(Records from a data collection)

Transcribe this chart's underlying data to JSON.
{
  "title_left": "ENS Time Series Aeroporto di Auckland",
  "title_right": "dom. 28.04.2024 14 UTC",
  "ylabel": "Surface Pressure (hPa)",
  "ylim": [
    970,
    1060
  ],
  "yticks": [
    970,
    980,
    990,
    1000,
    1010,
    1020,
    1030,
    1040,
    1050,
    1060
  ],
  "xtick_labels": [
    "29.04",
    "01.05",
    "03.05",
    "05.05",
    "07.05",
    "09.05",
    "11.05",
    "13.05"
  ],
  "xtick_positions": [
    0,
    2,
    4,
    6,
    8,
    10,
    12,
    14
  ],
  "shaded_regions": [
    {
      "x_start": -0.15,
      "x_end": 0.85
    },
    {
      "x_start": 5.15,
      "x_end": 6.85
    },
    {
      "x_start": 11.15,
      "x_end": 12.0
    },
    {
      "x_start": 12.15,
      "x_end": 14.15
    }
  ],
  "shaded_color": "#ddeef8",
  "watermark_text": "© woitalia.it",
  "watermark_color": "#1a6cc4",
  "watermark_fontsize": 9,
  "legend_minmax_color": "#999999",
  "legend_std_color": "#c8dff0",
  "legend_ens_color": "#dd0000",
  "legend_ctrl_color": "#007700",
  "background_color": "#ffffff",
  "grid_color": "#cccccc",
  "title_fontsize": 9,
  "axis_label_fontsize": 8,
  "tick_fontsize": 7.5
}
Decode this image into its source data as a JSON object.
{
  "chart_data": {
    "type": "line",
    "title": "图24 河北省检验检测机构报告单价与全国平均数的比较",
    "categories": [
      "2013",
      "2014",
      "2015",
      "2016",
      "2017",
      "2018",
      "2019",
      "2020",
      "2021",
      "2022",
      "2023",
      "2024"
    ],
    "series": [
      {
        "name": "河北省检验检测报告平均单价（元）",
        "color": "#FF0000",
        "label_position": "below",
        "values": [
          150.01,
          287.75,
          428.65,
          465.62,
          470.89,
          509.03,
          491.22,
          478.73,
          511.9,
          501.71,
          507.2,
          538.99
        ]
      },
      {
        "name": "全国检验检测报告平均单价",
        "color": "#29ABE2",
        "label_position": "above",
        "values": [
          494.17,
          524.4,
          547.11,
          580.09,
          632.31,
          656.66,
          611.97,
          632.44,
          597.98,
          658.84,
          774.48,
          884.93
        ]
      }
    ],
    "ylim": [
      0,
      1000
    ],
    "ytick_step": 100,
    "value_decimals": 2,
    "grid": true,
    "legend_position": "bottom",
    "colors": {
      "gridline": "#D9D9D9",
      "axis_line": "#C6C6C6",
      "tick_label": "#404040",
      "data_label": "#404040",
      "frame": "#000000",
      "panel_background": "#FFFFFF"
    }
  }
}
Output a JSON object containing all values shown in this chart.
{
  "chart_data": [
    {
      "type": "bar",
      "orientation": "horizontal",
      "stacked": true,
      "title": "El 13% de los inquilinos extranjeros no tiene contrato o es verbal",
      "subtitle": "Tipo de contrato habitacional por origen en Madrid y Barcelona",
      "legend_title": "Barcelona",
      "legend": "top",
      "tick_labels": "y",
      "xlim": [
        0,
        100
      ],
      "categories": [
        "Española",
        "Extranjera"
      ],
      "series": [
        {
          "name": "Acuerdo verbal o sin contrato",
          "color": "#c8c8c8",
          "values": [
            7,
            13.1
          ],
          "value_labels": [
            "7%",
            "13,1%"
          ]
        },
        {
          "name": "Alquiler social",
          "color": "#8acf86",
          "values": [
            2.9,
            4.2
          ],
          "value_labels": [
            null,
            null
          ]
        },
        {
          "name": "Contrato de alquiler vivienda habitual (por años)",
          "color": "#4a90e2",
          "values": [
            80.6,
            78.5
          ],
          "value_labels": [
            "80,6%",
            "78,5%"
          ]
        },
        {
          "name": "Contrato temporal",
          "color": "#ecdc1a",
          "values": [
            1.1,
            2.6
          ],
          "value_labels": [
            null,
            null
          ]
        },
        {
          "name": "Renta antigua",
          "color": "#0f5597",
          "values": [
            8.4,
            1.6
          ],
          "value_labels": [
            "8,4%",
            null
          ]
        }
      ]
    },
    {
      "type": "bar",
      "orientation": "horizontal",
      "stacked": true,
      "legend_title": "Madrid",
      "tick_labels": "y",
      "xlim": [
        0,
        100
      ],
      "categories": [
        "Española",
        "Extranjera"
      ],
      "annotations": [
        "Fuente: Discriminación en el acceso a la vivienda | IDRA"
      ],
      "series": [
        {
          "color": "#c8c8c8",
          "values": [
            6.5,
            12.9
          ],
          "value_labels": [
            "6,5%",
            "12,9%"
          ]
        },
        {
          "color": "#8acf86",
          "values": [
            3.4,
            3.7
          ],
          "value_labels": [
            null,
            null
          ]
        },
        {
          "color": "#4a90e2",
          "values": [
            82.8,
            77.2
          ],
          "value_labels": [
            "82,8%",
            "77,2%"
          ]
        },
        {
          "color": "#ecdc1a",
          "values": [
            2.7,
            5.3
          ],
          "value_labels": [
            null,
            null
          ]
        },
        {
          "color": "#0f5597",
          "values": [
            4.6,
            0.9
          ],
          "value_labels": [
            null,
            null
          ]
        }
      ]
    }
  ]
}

— What is needed —
From the listing, copy every line where the string "Madrid" appears.

— Task solution —
      "subtitle": "Tipo de contrato habitacional por origen en Madrid y Barcelona",
      "legend_title": "Madrid",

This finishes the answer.